◆ To be done ◆
Each line of the data that includes the string "Width" is to be copied out.

** start of Data entries **

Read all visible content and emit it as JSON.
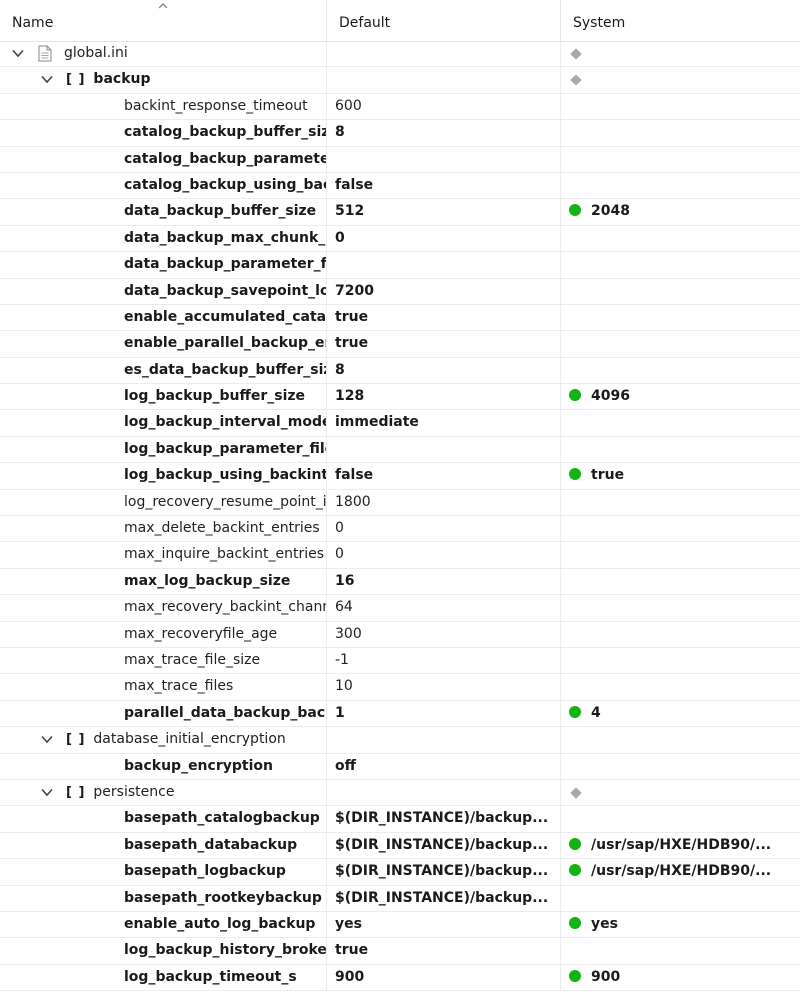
{
  "columns": {
    "name": "Name",
    "default": "Default",
    "system": "System"
  },
  "colors": {
    "green_dot": "#12b312",
    "gray_diamond": "#a9a9a9"
  },
  "rows": [
    {
      "type": "file",
      "name": "global.ini",
      "default": "",
      "system": "",
      "system_marker": "diamond"
    },
    {
      "type": "section",
      "name": "backup",
      "bold": true,
      "default": "",
      "system": "",
      "system_marker": "diamond"
    },
    {
      "type": "param",
      "name": "backint_response_timeout",
      "bold": false,
      "default": "600",
      "system": "",
      "system_marker": ""
    },
    {
      "type": "param",
      "name": "catalog_backup_buffer_size",
      "bold": true,
      "default": "8",
      "system": "",
      "system_marker": ""
    },
    {
      "type": "param",
      "name": "catalog_backup_parameter_file",
      "bold": true,
      "default": "",
      "system": "",
      "system_marker": ""
    },
    {
      "type": "param",
      "name": "catalog_backup_using_backint",
      "bold": true,
      "default": "false",
      "system": "",
      "system_marker": ""
    },
    {
      "type": "param",
      "name": "data_backup_buffer_size",
      "bold": true,
      "default": "512",
      "system": "2048",
      "system_marker": "green"
    },
    {
      "type": "param",
      "name": "data_backup_max_chunk_size",
      "bold": true,
      "default": "0",
      "system": "",
      "system_marker": ""
    },
    {
      "type": "param",
      "name": "data_backup_parameter_file",
      "bold": true,
      "default": "",
      "system": "",
      "system_marker": ""
    },
    {
      "type": "param",
      "name": "data_backup_savepoint_lock_timeout",
      "bold": true,
      "default": "7200",
      "system": "",
      "system_marker": ""
    },
    {
      "type": "param",
      "name": "enable_accumulated_catalog_backup",
      "bold": true,
      "default": "true",
      "system": "",
      "system_marker": ""
    },
    {
      "type": "param",
      "name": "enable_parallel_backup_encryption",
      "bold": true,
      "default": "true",
      "system": "",
      "system_marker": ""
    },
    {
      "type": "param",
      "name": "es_data_backup_buffer_size",
      "bold": true,
      "default": "8",
      "system": "",
      "system_marker": ""
    },
    {
      "type": "param",
      "name": "log_backup_buffer_size",
      "bold": true,
      "default": "128",
      "system": "4096",
      "system_marker": "green"
    },
    {
      "type": "param",
      "name": "log_backup_interval_mode",
      "bold": true,
      "default": "immediate",
      "system": "",
      "system_marker": ""
    },
    {
      "type": "param",
      "name": "log_backup_parameter_file",
      "bold": true,
      "default": "",
      "system": "",
      "system_marker": ""
    },
    {
      "type": "param",
      "name": "log_backup_using_backint",
      "bold": true,
      "default": "false",
      "system": "true",
      "system_marker": "green"
    },
    {
      "type": "param",
      "name": "log_recovery_resume_point_interval",
      "bold": false,
      "default": "1800",
      "system": "",
      "system_marker": ""
    },
    {
      "type": "param",
      "name": "max_delete_backint_entries",
      "bold": false,
      "default": "0",
      "system": "",
      "system_marker": ""
    },
    {
      "type": "param",
      "name": "max_inquire_backint_entries",
      "bold": false,
      "default": "0",
      "system": "",
      "system_marker": ""
    },
    {
      "type": "param",
      "name": "max_log_backup_size",
      "bold": true,
      "default": "16",
      "system": "",
      "system_marker": ""
    },
    {
      "type": "param",
      "name": "max_recovery_backint_channels",
      "bold": false,
      "default": "64",
      "system": "",
      "system_marker": ""
    },
    {
      "type": "param",
      "name": "max_recoveryfile_age",
      "bold": false,
      "default": "300",
      "system": "",
      "system_marker": ""
    },
    {
      "type": "param",
      "name": "max_trace_file_size",
      "bold": false,
      "default": "-1",
      "system": "",
      "system_marker": ""
    },
    {
      "type": "param",
      "name": "max_trace_files",
      "bold": false,
      "default": "10",
      "system": "",
      "system_marker": ""
    },
    {
      "type": "param",
      "name": "parallel_data_backup_backint_channels",
      "bold": true,
      "default": "1",
      "system": "4",
      "system_marker": "green"
    },
    {
      "type": "section",
      "name": "database_initial_encryption",
      "bold": false,
      "default": "",
      "system": "",
      "system_marker": ""
    },
    {
      "type": "param",
      "name": "backup_encryption",
      "bold": true,
      "default": "off",
      "system": "",
      "system_marker": ""
    },
    {
      "type": "section",
      "name": "persistence",
      "bold": false,
      "default": "",
      "system": "",
      "system_marker": "diamond"
    },
    {
      "type": "param",
      "name": "basepath_catalogbackup",
      "bold": true,
      "default": "$(DIR_INSTANCE)/backup...",
      "system": "",
      "system_marker": ""
    },
    {
      "type": "param",
      "name": "basepath_databackup",
      "bold": true,
      "default": "$(DIR_INSTANCE)/backup...",
      "system": "/usr/sap/HXE/HDB90/...",
      "system_marker": "green"
    },
    {
      "type": "param",
      "name": "basepath_logbackup",
      "bold": true,
      "default": "$(DIR_INSTANCE)/backup...",
      "system": "/usr/sap/HXE/HDB90/...",
      "system_marker": "green"
    },
    {
      "type": "param",
      "name": "basepath_rootkeybackup",
      "bold": true,
      "default": "$(DIR_INSTANCE)/backup...",
      "system": "",
      "system_marker": ""
    },
    {
      "type": "param",
      "name": "enable_auto_log_backup",
      "bold": true,
      "default": "yes",
      "system": "yes",
      "system_marker": "green"
    },
    {
      "type": "param",
      "name": "log_backup_history_broken",
      "bold": true,
      "default": "true",
      "system": "",
      "system_marker": ""
    },
    {
      "type": "param",
      "name": "log_backup_timeout_s",
      "bold": true,
      "default": "900",
      "system": "900",
      "system_marker": "green"
    }
  ]
}
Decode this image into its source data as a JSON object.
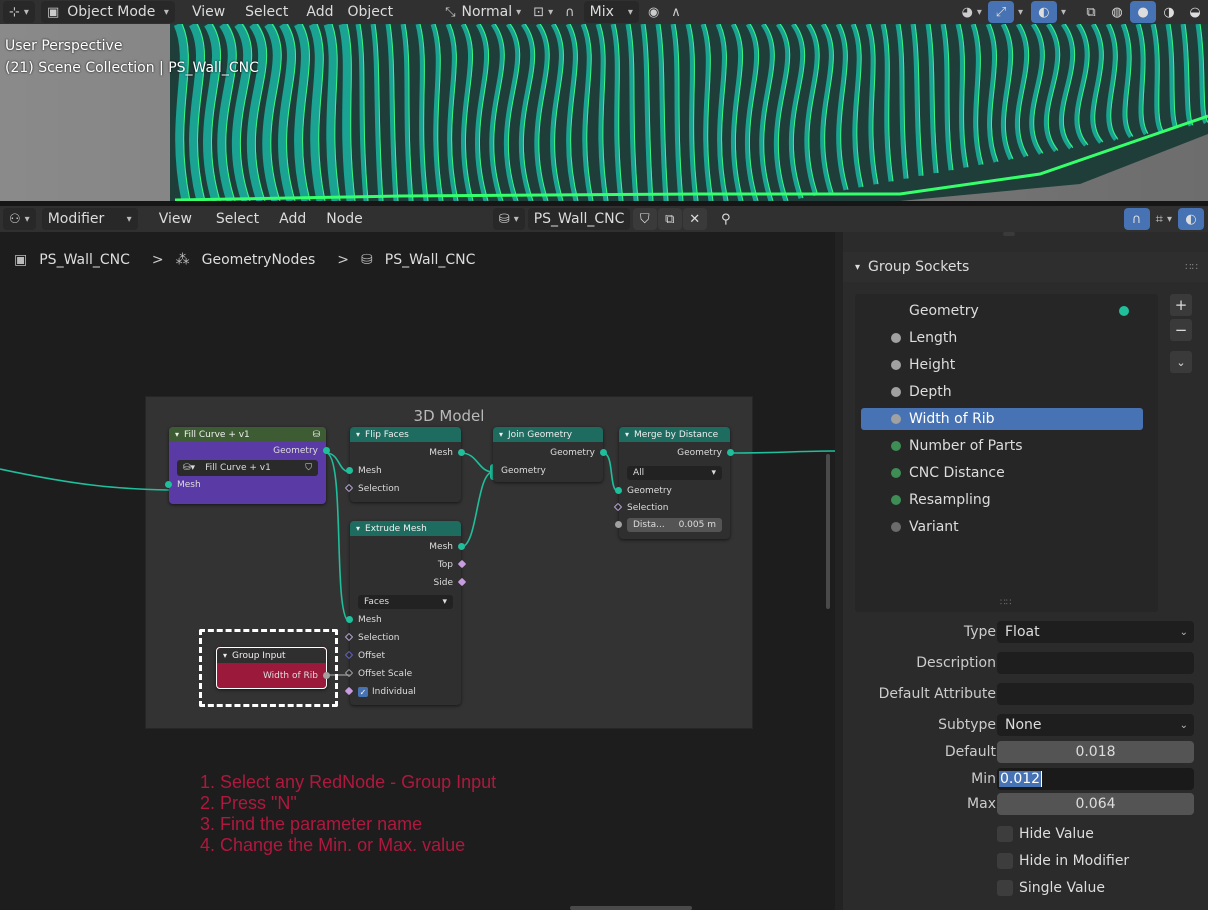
{
  "top_header": {
    "mode": "Object Mode",
    "menus": [
      "View",
      "Select",
      "Add",
      "Object"
    ],
    "transform_orientation": "Normal",
    "snap_mode": "Mix"
  },
  "viewport": {
    "line1": "User Perspective",
    "line2": "(21) Scene Collection | PS_Wall_CNC"
  },
  "node_header": {
    "editor_type": "Modifier",
    "menus": [
      "View",
      "Select",
      "Add",
      "Node"
    ],
    "node_group": "PS_Wall_CNC"
  },
  "breadcrumb": {
    "object": "PS_Wall_CNC",
    "modifier": "GeometryNodes",
    "group": "PS_Wall_CNC"
  },
  "frame": {
    "label": "3D Model"
  },
  "nodes": {
    "fill_curve": {
      "title": "Fill Curve + v1",
      "out_geometry": "Geometry",
      "selector": "Fill Curve + v1",
      "in_mesh": "Mesh"
    },
    "flip_faces": {
      "title": "Flip Faces",
      "out_mesh": "Mesh",
      "in_mesh": "Mesh",
      "in_selection": "Selection"
    },
    "join_geometry": {
      "title": "Join Geometry",
      "out_geometry": "Geometry",
      "in_geometry": "Geometry"
    },
    "merge_by_distance": {
      "title": "Merge by Distance",
      "out_geometry": "Geometry",
      "mode": "All",
      "in_geometry": "Geometry",
      "in_selection": "Selection",
      "distance_label": "Dista...",
      "distance_value": "0.005 m"
    },
    "extrude_mesh": {
      "title": "Extrude Mesh",
      "out_mesh": "Mesh",
      "out_top": "Top",
      "out_side": "Side",
      "mode": "Faces",
      "in_mesh": "Mesh",
      "in_selection": "Selection",
      "in_offset": "Offset",
      "in_offset_scale": "Offset Scale",
      "in_individual": "Individual"
    },
    "group_input": {
      "title": "Group Input",
      "out_socket": "Width of Rib"
    }
  },
  "instructions": [
    "1. Select any RedNode - Group Input",
    "2. Press \"N\"",
    "3. Find the parameter name",
    "4. Change the Min. or Max. value"
  ],
  "sidebar": {
    "panel_title": "Group Sockets",
    "sockets": [
      {
        "name": "Geometry",
        "color": "#1fbf9c"
      },
      {
        "name": "Length",
        "color": "#a1a1a1"
      },
      {
        "name": "Height",
        "color": "#a1a1a1"
      },
      {
        "name": "Depth",
        "color": "#a1a1a1"
      },
      {
        "name": "Width of Rib",
        "color": "#a1a1a1"
      },
      {
        "name": "Number of Parts",
        "color": "#3e8d55"
      },
      {
        "name": "CNC Distance",
        "color": "#3e8d55"
      },
      {
        "name": "Resampling",
        "color": "#3e8d55"
      },
      {
        "name": "Variant",
        "color": "#6b6b6b"
      }
    ],
    "selected_index": 4,
    "props": {
      "type_label": "Type",
      "type_value": "Float",
      "description_label": "Description",
      "description_value": "",
      "default_attribute_label": "Default Attribute",
      "default_attribute_value": "",
      "subtype_label": "Subtype",
      "subtype_value": "None",
      "default_label": "Default",
      "default_value": "0.018",
      "min_label": "Min",
      "min_value": "0.012",
      "max_label": "Max",
      "max_value": "0.064"
    },
    "checkboxes": [
      "Hide Value",
      "Hide in Modifier",
      "Single Value"
    ]
  },
  "colors": {
    "accent": "#4772b3",
    "geometry_socket": "#1fbf9c",
    "group_input_red": "#9b1a3c",
    "instructions_red": "#b0183e"
  }
}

** end of Data entries **

◆ Final answer ◆
      "out_socket": "Width of Rib"
        "name": "Width of Rib",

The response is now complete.